*What is asked*
Give only the number of lines that contain the word "используйте".

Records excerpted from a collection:
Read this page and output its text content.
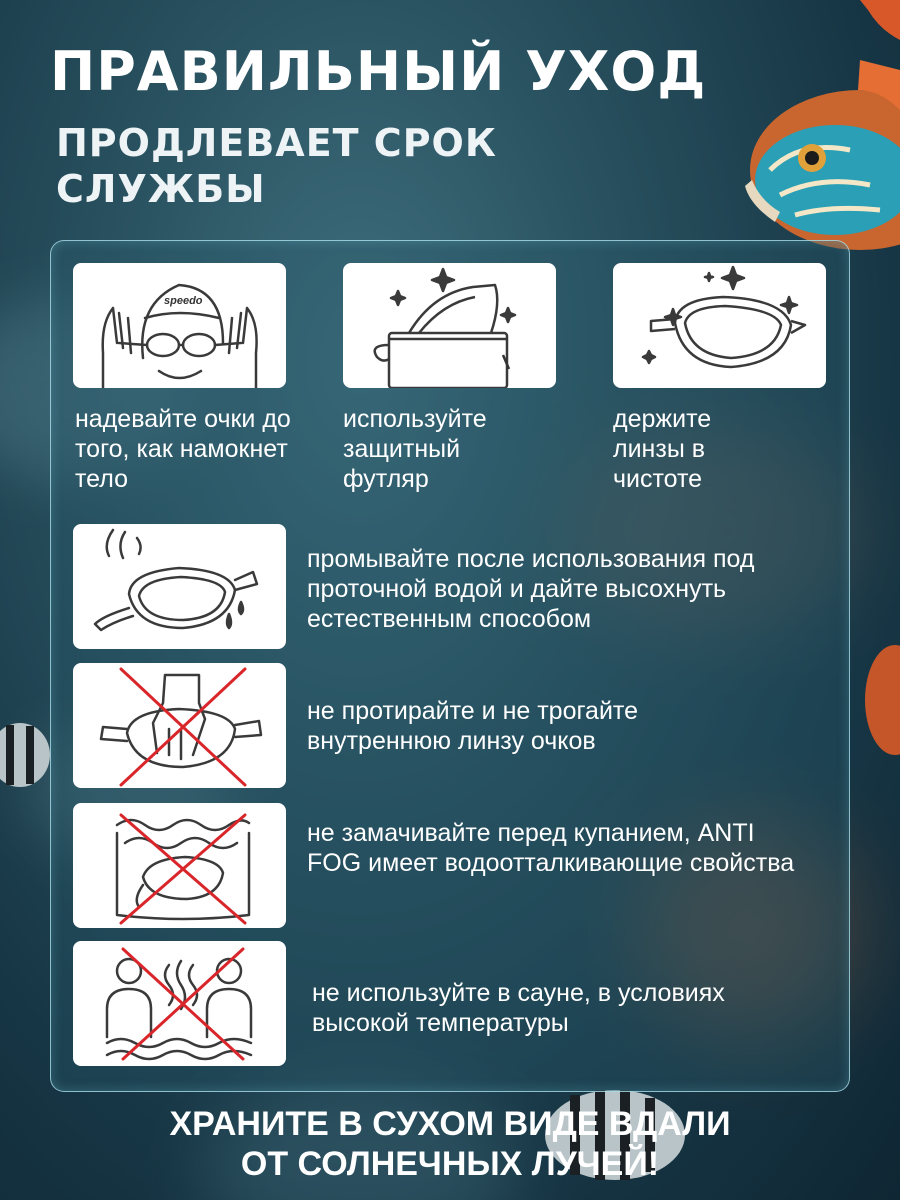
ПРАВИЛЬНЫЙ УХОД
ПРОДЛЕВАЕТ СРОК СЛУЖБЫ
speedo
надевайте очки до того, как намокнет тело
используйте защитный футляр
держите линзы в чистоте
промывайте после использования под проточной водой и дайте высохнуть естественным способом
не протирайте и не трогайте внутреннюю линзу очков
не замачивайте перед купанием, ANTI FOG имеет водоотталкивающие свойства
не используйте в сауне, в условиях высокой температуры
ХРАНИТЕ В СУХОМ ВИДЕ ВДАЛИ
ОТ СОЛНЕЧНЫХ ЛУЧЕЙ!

==

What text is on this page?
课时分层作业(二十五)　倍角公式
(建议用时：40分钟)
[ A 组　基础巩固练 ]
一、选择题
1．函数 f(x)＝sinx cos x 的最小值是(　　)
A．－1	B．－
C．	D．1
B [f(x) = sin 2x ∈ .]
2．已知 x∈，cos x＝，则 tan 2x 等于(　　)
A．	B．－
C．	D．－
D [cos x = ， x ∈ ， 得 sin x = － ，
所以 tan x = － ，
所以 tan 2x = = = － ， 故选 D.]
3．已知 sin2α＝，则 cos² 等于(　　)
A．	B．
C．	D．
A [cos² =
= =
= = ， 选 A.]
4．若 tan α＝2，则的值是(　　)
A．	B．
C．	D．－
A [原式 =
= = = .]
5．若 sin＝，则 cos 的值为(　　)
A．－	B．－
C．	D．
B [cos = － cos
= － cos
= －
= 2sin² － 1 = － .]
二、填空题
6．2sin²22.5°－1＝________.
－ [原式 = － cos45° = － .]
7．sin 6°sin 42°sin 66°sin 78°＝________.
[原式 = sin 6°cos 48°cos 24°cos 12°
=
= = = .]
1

---

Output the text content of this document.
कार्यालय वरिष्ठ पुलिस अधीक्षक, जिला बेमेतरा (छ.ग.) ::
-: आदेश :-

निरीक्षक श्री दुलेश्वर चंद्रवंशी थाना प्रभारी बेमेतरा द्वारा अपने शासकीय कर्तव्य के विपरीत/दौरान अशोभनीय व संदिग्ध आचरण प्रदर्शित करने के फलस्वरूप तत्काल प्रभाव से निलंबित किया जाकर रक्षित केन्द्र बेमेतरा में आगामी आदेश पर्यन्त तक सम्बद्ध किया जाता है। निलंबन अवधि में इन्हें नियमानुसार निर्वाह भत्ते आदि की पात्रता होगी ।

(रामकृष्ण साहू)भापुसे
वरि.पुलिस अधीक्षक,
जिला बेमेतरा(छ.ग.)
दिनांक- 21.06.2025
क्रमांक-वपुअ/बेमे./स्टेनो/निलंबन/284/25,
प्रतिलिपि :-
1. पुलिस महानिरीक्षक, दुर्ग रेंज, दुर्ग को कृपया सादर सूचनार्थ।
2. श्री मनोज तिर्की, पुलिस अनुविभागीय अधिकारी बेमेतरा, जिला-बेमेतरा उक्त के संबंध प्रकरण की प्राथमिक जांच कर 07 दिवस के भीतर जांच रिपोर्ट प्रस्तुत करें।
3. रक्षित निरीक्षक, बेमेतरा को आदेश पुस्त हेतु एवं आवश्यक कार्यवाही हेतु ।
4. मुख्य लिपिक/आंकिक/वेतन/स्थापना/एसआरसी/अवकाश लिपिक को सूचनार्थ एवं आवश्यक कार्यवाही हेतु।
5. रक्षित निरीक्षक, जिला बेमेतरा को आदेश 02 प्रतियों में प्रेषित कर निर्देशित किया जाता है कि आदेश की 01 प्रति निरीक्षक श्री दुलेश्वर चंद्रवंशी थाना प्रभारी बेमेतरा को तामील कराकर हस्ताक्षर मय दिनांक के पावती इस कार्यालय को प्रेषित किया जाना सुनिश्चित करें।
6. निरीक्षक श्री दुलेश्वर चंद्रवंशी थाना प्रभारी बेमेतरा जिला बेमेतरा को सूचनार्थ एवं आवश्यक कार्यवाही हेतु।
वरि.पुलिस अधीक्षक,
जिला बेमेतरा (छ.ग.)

*Task response*
2